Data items
———
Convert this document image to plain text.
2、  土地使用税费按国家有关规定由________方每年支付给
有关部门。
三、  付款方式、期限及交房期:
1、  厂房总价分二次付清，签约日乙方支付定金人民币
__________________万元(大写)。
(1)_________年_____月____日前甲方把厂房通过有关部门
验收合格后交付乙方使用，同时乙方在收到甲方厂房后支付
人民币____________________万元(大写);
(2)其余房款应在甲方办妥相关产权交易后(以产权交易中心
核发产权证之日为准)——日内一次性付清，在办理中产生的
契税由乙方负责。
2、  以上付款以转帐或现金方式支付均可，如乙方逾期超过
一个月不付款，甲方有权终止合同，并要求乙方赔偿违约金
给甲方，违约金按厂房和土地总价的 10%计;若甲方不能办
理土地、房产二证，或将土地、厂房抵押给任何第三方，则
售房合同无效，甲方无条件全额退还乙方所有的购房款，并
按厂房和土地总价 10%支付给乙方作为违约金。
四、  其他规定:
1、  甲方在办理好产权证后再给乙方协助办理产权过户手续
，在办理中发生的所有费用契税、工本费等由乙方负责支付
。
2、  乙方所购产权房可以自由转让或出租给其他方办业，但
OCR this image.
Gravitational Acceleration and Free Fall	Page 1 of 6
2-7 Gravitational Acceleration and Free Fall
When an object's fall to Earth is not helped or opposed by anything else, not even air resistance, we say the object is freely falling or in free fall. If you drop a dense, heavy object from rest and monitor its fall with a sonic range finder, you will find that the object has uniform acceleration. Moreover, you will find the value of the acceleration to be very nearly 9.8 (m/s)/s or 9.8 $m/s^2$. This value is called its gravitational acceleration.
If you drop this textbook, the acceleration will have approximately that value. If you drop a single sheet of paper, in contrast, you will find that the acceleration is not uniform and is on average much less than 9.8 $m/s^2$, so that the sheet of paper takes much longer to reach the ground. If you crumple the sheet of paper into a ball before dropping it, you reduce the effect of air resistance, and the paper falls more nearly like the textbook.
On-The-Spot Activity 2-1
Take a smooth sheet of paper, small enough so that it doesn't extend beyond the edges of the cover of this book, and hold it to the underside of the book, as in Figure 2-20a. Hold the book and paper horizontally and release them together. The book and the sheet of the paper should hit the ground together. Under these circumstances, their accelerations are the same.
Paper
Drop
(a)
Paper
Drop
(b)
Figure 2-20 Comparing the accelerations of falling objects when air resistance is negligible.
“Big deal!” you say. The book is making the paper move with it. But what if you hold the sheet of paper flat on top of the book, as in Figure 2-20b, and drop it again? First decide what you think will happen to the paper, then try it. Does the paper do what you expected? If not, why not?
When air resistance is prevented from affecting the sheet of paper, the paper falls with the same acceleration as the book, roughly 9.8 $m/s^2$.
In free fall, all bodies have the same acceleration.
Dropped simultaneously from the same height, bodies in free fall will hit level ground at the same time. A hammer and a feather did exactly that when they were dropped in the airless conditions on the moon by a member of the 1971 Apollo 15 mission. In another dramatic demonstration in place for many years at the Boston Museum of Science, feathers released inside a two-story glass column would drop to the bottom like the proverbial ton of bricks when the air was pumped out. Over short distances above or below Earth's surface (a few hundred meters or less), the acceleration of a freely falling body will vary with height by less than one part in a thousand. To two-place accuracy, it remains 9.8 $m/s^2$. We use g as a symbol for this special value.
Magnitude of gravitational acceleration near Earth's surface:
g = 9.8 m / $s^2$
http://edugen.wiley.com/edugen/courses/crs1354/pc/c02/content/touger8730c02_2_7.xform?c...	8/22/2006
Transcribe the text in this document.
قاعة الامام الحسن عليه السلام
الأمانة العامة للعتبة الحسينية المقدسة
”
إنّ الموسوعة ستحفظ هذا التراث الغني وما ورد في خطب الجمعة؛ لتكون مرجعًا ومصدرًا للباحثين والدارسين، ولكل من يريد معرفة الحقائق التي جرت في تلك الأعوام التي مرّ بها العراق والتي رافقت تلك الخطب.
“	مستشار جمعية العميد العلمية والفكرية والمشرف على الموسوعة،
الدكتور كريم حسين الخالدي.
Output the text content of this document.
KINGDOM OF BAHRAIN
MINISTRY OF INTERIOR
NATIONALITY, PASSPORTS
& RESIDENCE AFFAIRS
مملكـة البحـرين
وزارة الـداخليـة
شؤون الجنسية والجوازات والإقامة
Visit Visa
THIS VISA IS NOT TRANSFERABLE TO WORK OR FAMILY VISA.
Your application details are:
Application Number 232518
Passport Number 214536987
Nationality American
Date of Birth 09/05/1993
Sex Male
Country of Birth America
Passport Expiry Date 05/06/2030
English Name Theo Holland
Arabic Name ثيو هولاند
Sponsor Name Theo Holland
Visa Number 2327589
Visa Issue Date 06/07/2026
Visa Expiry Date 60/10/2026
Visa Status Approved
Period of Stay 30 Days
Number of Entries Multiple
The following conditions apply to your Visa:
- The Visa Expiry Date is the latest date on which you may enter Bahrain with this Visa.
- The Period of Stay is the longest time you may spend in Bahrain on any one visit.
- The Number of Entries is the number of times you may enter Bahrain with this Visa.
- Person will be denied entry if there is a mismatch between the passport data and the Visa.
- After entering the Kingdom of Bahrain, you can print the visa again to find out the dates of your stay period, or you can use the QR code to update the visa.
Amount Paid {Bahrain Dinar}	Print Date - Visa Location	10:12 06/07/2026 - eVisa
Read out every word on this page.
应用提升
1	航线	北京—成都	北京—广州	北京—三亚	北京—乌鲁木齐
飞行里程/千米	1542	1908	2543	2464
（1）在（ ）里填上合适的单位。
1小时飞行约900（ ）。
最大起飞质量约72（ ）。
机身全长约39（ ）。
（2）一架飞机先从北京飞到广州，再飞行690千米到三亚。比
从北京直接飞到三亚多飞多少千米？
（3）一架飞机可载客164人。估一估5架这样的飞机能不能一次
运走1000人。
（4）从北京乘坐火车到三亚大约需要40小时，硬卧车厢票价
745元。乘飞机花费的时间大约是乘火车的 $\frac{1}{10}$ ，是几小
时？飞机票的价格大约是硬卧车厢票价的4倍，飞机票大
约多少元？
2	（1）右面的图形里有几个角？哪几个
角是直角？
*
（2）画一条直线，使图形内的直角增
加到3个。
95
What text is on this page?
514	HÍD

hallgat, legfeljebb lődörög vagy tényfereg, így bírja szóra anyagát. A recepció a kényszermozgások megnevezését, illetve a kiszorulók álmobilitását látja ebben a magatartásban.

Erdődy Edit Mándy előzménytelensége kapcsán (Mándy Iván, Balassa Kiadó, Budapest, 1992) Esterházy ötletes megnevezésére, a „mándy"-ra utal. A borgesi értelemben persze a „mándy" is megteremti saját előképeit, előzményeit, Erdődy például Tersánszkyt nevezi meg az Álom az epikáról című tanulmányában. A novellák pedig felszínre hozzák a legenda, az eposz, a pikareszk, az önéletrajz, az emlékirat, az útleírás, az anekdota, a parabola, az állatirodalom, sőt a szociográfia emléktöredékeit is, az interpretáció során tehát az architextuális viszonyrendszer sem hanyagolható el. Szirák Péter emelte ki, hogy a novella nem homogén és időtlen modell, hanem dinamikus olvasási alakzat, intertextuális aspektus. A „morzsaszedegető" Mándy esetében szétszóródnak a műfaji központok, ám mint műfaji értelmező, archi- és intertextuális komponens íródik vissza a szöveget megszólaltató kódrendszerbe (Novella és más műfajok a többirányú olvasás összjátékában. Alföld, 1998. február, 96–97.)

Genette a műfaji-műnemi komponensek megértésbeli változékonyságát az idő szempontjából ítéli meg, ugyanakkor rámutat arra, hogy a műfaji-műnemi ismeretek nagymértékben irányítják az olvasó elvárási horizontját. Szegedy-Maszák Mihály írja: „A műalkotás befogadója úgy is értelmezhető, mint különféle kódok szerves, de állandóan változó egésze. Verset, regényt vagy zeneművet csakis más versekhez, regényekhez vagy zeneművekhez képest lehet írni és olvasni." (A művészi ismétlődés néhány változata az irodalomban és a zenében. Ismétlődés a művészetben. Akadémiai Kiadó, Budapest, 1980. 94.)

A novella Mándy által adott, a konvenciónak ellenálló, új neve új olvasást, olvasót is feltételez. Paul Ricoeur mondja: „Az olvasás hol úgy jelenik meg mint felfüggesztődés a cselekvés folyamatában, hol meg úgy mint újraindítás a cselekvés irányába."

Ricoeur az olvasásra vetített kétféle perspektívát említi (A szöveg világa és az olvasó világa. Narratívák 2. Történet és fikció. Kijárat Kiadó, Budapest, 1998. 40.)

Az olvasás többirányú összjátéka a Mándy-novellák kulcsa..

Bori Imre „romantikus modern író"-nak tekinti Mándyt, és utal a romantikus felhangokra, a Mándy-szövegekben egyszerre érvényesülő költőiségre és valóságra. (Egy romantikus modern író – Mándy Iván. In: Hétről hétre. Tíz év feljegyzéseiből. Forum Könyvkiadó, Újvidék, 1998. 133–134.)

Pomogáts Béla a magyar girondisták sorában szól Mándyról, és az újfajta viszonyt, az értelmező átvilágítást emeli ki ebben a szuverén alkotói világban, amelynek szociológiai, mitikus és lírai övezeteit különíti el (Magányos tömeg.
———
__What you need to do__
Locate the word "document" in the data above. Copy every line carrying it.

__The solution__
Convert this document image to plain text.
Transcribe the text in this document.
Output the text content of this document.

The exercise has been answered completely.